#### [Dataset entries on figures]
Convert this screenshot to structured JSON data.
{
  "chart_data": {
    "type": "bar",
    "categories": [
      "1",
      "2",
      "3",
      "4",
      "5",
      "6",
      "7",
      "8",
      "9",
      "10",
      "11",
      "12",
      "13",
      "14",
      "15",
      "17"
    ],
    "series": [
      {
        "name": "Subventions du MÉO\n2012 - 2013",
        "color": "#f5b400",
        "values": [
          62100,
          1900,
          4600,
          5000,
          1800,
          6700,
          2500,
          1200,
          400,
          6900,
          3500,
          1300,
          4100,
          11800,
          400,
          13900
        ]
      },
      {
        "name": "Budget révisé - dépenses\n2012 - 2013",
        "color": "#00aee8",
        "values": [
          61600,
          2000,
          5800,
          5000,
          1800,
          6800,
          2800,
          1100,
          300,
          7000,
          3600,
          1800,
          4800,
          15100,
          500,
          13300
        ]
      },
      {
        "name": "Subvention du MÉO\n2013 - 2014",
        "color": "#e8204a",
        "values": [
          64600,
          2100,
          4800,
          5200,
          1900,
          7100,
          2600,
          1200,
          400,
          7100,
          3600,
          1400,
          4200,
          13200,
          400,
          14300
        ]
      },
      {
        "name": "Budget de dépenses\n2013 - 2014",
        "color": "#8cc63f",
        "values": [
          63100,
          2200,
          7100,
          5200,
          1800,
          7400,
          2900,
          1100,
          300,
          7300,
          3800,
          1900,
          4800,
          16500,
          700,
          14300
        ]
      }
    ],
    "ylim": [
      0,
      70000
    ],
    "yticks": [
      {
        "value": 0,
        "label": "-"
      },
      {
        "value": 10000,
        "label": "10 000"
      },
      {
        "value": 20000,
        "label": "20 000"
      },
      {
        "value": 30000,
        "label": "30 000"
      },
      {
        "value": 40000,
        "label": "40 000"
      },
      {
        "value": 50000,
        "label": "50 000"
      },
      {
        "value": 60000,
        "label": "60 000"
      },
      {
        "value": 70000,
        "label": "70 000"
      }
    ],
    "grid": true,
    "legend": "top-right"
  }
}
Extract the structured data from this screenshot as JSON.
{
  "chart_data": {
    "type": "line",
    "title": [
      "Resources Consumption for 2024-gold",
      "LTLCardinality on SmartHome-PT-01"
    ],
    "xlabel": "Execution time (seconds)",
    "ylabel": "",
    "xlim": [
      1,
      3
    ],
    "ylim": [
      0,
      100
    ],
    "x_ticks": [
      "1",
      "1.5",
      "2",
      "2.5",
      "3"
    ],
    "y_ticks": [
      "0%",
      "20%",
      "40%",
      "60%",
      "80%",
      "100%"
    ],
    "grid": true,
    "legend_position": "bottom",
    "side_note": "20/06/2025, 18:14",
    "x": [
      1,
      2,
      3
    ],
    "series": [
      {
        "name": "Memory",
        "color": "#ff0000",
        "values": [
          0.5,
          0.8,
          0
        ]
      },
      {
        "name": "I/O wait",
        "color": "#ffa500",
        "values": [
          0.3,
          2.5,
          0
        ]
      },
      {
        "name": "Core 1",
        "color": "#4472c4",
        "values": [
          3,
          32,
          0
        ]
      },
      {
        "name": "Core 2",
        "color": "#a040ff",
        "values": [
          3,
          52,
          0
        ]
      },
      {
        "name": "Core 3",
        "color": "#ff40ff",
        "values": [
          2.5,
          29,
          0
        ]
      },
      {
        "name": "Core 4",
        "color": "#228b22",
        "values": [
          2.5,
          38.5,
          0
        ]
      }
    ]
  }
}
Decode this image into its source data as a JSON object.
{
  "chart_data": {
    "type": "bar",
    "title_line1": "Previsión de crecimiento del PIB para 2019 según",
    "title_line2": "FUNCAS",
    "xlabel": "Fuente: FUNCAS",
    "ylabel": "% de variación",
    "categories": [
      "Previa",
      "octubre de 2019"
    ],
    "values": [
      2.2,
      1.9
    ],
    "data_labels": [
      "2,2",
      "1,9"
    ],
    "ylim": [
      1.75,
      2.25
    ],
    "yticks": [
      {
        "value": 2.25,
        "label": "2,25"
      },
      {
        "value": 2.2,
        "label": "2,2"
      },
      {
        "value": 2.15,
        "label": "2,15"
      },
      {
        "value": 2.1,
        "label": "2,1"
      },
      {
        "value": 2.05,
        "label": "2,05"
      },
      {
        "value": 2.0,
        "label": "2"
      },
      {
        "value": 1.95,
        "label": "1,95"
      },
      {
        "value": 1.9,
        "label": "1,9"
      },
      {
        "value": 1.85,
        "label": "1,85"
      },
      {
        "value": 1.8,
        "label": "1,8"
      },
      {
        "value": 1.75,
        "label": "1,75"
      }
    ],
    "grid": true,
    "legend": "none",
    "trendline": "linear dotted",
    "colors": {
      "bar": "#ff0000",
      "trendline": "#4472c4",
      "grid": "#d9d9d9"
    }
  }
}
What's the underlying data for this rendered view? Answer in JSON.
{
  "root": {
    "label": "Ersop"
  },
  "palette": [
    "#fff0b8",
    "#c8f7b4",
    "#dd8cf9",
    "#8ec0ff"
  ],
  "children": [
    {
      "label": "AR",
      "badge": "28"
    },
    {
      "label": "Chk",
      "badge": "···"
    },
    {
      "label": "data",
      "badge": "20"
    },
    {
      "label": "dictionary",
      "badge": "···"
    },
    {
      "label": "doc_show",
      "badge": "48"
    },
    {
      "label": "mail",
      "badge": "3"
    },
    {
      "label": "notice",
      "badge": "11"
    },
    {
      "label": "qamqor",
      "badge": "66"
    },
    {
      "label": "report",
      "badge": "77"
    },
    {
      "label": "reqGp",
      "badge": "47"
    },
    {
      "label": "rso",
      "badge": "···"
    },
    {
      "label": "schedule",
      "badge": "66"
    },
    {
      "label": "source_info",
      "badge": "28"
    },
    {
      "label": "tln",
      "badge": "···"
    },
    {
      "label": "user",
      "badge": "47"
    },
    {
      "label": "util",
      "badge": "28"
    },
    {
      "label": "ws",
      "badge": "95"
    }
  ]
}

#### [Goal]
Output every line above without altering anything.

#### [Solution to this task]
Convert this screenshot to structured JSON data.
{
  "chart_data": {
    "type": "bar",
    "categories": [
      "1",
      "2",
      "3",
      "4",
      "5",
      "6",
      "7",
      "8",
      "9",
      "10",
      "11",
      "12",
      "13",
      "14",
      "15",
      "17"
    ],
    "series": [
      {
        "name": "Subventions du MÉO\n2012 - 2013",
        "color": "#f5b400",
        "values": [
          62100,
          1900,
          4600,
          5000,
          1800,
          6700,
          2500,
          1200,
          400,
          6900,
          3500,
          1300,
          4100,
          11800,
          400,
          13900
        ]
      },
      {
        "name": "Budget révisé - dépenses\n2012 - 2013",
        "color": "#00aee8",
        "values": [
          61600,
          2000,
          5800,
          5000,
          1800,
          6800,
          2800,
          1100,
          300,
          7000,
          3600,
          1800,
          4800,
          15100,
          500,
          13300
        ]
      },
      {
        "name": "Subvention du MÉO\n2013 - 2014",
        "color": "#e8204a",
        "values": [
          64600,
          2100,
          4800,
          5200,
          1900,
          7100,
          2600,
          1200,
          400,
          7100,
          3600,
          1400,
          4200,
          13200,
          400,
          14300
        ]
      },
      {
        "name": "Budget de dépenses\n2013 - 2014",
        "color": "#8cc63f",
        "values": [
          63100,
          2200,
          7100,
          5200,
          1800,
          7400,
          2900,
          1100,
          300,
          7300,
          3800,
          1900,
          4800,
          16500,
          700,
          14300
        ]
      }
    ],
    "ylim": [
      0,
      70000
    ],
    "yticks": [
      {
        "value": 0,
        "label": "-"
      },
      {
        "value": 10000,
        "label": "10 000"
      },
      {
        "value": 20000,
        "label": "20 000"
      },
      {
        "value": 30000,
        "label": "30 000"
      },
      {
        "value": 40000,
        "label": "40 000"
      },
      {
        "value": 50000,
        "label": "50 000"
      },
      {
        "value": 60000,
        "label": "60 000"
      },
      {
        "value": 70000,
        "label": "70 000"
      }
    ],
    "grid": true,
    "legend": "top-right"
  }
}
Extract the structured data from this screenshot as JSON.
{
  "chart_data": {
    "type": "line",
    "title": [
      "Resources Consumption for 2024-gold",
      "LTLCardinality on SmartHome-PT-01"
    ],
    "xlabel": "Execution time (seconds)",
    "ylabel": "",
    "xlim": [
      1,
      3
    ],
    "ylim": [
      0,
      100
    ],
    "x_ticks": [
      "1",
      "1.5",
      "2",
      "2.5",
      "3"
    ],
    "y_ticks": [
      "0%",
      "20%",
      "40%",
      "60%",
      "80%",
      "100%"
    ],
    "grid": true,
    "legend_position": "bottom",
    "side_note": "20/06/2025, 18:14",
    "x": [
      1,
      2,
      3
    ],
    "series": [
      {
        "name": "Memory",
        "color": "#ff0000",
        "values": [
          0.5,
          0.8,
          0
        ]
      },
      {
        "name": "I/O wait",
        "color": "#ffa500",
        "values": [
          0.3,
          2.5,
          0
        ]
      },
      {
        "name": "Core 1",
        "color": "#4472c4",
        "values": [
          3,
          32,
          0
        ]
      },
      {
        "name": "Core 2",
        "color": "#a040ff",
        "values": [
          3,
          52,
          0
        ]
      },
      {
        "name": "Core 3",
        "color": "#ff40ff",
        "values": [
          2.5,
          29,
          0
        ]
      },
      {
        "name": "Core 4",
        "color": "#228b22",
        "values": [
          2.5,
          38.5,
          0
        ]
      }
    ]
  }
}
Decode this image into its source data as a JSON object.
{
  "chart_data": {
    "type": "bar",
    "title_line1": "Previsión de crecimiento del PIB para 2019 según",
    "title_line2": "FUNCAS",
    "xlabel": "Fuente: FUNCAS",
    "ylabel": "% de variación",
    "categories": [
      "Previa",
      "octubre de 2019"
    ],
    "values": [
      2.2,
      1.9
    ],
    "data_labels": [
      "2,2",
      "1,9"
    ],
    "ylim": [
      1.75,
      2.25
    ],
    "yticks": [
      {
        "value": 2.25,
        "label": "2,25"
      },
      {
        "value": 2.2,
        "label": "2,2"
      },
      {
        "value": 2.15,
        "label": "2,15"
      },
      {
        "value": 2.1,
        "label": "2,1"
      },
      {
        "value": 2.05,
        "label": "2,05"
      },
      {
        "value": 2.0,
        "label": "2"
      },
      {
        "value": 1.95,
        "label": "1,95"
      },
      {
        "value": 1.9,
        "label": "1,9"
      },
      {
        "value": 1.85,
        "label": "1,85"
      },
      {
        "value": 1.8,
        "label": "1,8"
      },
      {
        "value": 1.75,
        "label": "1,75"
      }
    ],
    "grid": true,
    "legend": "none",
    "trendline": "linear dotted",
    "colors": {
      "bar": "#ff0000",
      "trendline": "#4472c4",
      "grid": "#d9d9d9"
    }
  }
}
What's the underlying data for this rendered view? Answer in JSON.
{
  "root": {
    "label": "Ersop"
  },
  "palette": [
    "#fff0b8",
    "#c8f7b4",
    "#dd8cf9",
    "#8ec0ff"
  ],
  "children": [
    {
      "label": "AR",
      "badge": "28"
    },
    {
      "label": "Chk",
      "badge": "···"
    },
    {
      "label": "data",
      "badge": "20"
    },
    {
      "label": "dictionary",
      "badge": "···"
    },
    {
      "label": "doc_show",
      "badge": "48"
    },
    {
      "label": "mail",
      "badge": "3"
    },
    {
      "label": "notice",
      "badge": "11"
    },
    {
      "label": "qamqor",
      "badge": "66"
    },
    {
      "label": "report",
      "badge": "77"
    },
    {
      "label": "reqGp",
      "badge": "47"
    },
    {
      "label": "rso",
      "badge": "···"
    },
    {
      "label": "schedule",
      "badge": "66"
    },
    {
      "label": "source_info",
      "badge": "28"
    },
    {
      "label": "tln",
      "badge": "···"
    },
    {
      "label": "user",
      "badge": "47"
    },
    {
      "label": "util",
      "badge": "28"
    },
    {
      "label": "ws",
      "badge": "95"
    }
  ]
}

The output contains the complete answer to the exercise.